Copy the stretch of records from the line containing "table-header-row: 2009 2010" through the line containing "y-tick-label: 40% — [385, 342, 407, 354]", reproducing each line verbatim.

[start]

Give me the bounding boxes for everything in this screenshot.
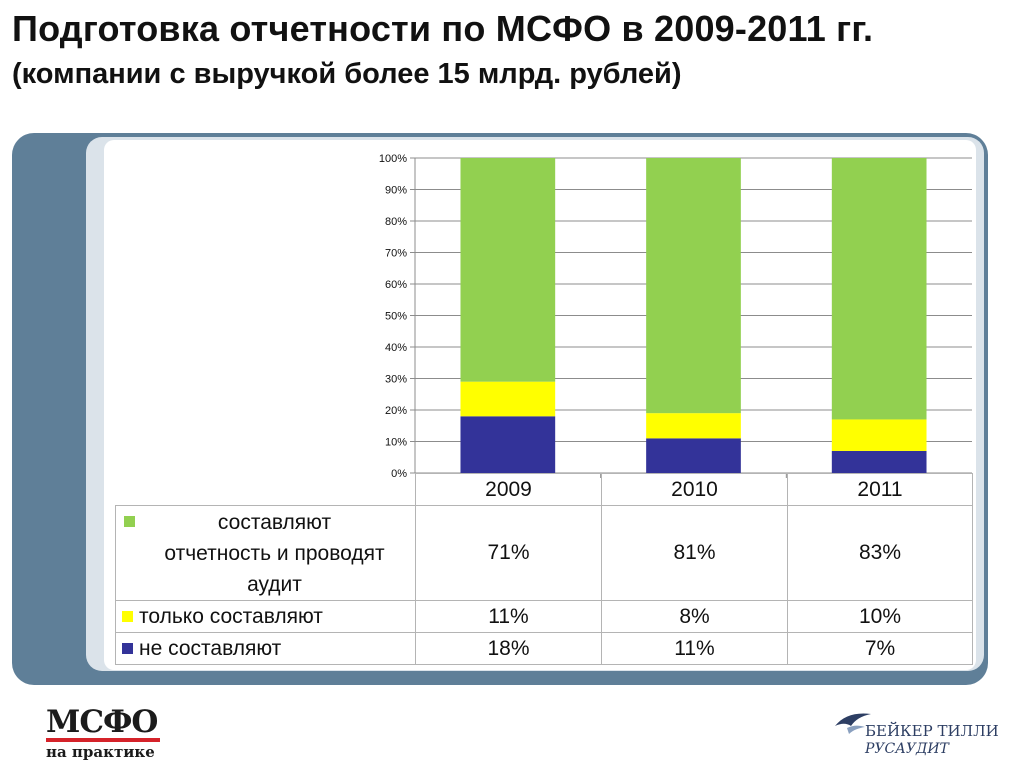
table-header-row: 2009 2010 2011 — [115, 473, 973, 506]
y-tick-label: 70% — [385, 248, 407, 260]
y-tick-label: 100% — [379, 153, 407, 165]
table-cell: 10% — [787, 600, 973, 633]
bar-segment — [831, 419, 927, 451]
msfo-logo-bar — [46, 738, 160, 742]
bar-segment — [646, 158, 741, 414]
bar-segment — [831, 450, 927, 473]
table-cell: 83% — [787, 505, 973, 601]
table-cell: 11% — [415, 600, 602, 633]
msfo-logo-subtitle: на практике — [46, 743, 155, 761]
y-tick-label: 30% — [385, 374, 407, 386]
table-row-not-prepare: не составляют 18% 11% 7% — [115, 632, 973, 665]
chart-data-table: 2009 2010 2011 составляют отчетность и п… — [115, 473, 973, 665]
table-row-only-prepare: только составляют 11% 8% 10% — [115, 600, 973, 633]
legend-text-not-prepare: не составляют — [139, 637, 282, 660]
slide-subtitle: (компании с выручкой более 15 млрд. рубл… — [12, 58, 682, 90]
bar-segment — [460, 158, 556, 382]
y-tick-label: 90% — [385, 185, 407, 197]
y-tick-label: 40% — [385, 342, 407, 354]
bar-segment — [831, 158, 927, 420]
legend-text-audit-2: отчетность и проводят — [164, 541, 385, 565]
y-tick-label: 60% — [385, 279, 407, 291]
y-tick-label: 80% — [385, 216, 407, 228]
baker-tilly-name: БЕЙКЕР ТИЛЛИ — [865, 722, 999, 740]
table-row-audit: составляют отчетность и проводят аудит 7… — [115, 505, 973, 601]
legend-label-only-prepare: только составляют — [115, 600, 416, 633]
table-cell: 71% — [415, 505, 602, 601]
legend-label-audit: составляют отчетность и проводят аудит — [115, 505, 416, 601]
bird-icon — [835, 713, 871, 734]
rusaudit-name: РУСАУДИТ — [865, 741, 949, 757]
msfo-logo: МСФО на практике — [46, 707, 164, 760]
table-header-2011: 2011 — [787, 473, 973, 506]
table-header-2009: 2009 — [415, 473, 602, 506]
bar-segment — [460, 381, 556, 417]
table-cell: 8% — [601, 600, 788, 633]
legend-key-green — [124, 516, 135, 527]
y-tick-label: 10% — [385, 437, 407, 449]
bar-segment — [460, 416, 556, 473]
legend-text-audit-3: аудит — [247, 572, 302, 596]
msfo-logo-title: МСФО — [46, 704, 158, 740]
legend-text-only-prepare: только составляют — [139, 605, 323, 628]
legend-key-yellow — [122, 611, 133, 622]
bar-segment — [646, 413, 741, 439]
legend-text-audit-1: составляют — [217, 510, 332, 534]
table-cell: 11% — [601, 632, 788, 665]
table-cell: 18% — [415, 632, 602, 665]
table-cell: 7% — [787, 632, 973, 665]
table-cell: 81% — [601, 505, 788, 601]
slide-title: Подготовка отчетности по МСФО в 2009-201… — [12, 8, 874, 49]
legend-label-not-prepare: не составляют — [115, 632, 416, 665]
table-corner — [115, 473, 416, 506]
y-tick-label: 50% — [385, 311, 407, 323]
y-tick-label: 20% — [385, 405, 407, 417]
bar-segment — [646, 438, 741, 473]
legend-key-blue — [122, 643, 133, 654]
baker-tilly-logo: БЕЙКЕР ТИЛЛИ РУСАУДИТ — [833, 708, 1003, 758]
table-header-2010: 2010 — [601, 473, 788, 506]
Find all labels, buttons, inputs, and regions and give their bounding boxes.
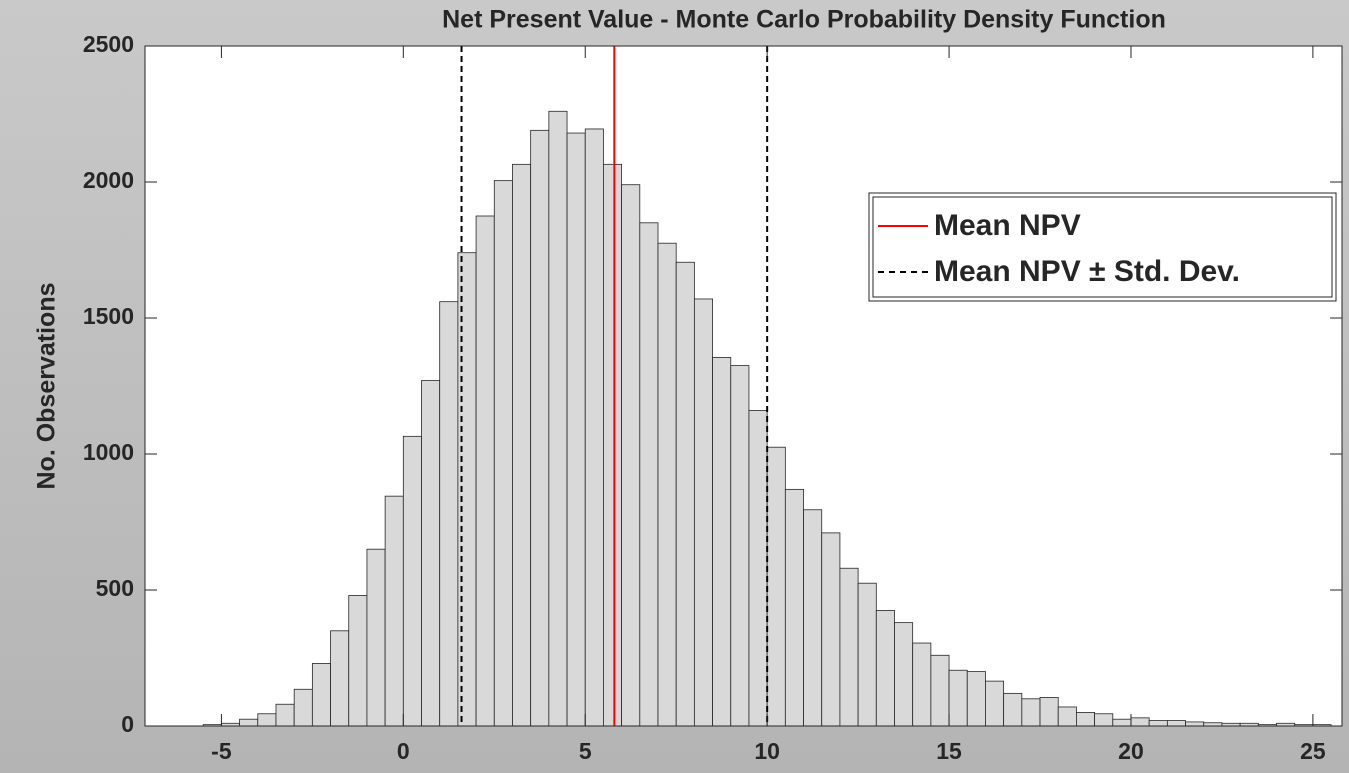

[end]

Task solution:
table-header-row: 2009 2010 2011 — [115, 473, 973, 506]
y-tick-label: 70% — [385, 248, 407, 260]
y-tick-label: 100% — [379, 153, 407, 165]
table-cell: 10% — [787, 600, 973, 633]
bar-segment — [831, 419, 927, 451]
msfo-logo-bar — [46, 738, 160, 742]
bar-segment — [646, 158, 741, 414]
bar-segment — [831, 450, 927, 473]
table-cell: 83% — [787, 505, 973, 601]
table-cell: 11% — [415, 600, 602, 633]
msfo-logo-subtitle: на практике — [46, 743, 155, 761]
y-tick-label: 30% — [385, 374, 407, 386]
table-row-not-prepare: не составляют 18% 11% 7% — [115, 632, 973, 665]
chart-data-table: 2009 2010 2011 составляют отчетность и п… — [115, 473, 973, 665]
table-row-only-prepare: только составляют 11% 8% 10% — [115, 600, 973, 633]
legend-text-not-prepare: не составляют — [139, 637, 282, 660]
slide-subtitle: (компании с выручкой более 15 млрд. рубл… — [12, 58, 682, 90]
bar-segment — [460, 158, 556, 382]
y-tick-label: 90% — [385, 185, 407, 197]
y-tick-label: 40% — [385, 342, 407, 354]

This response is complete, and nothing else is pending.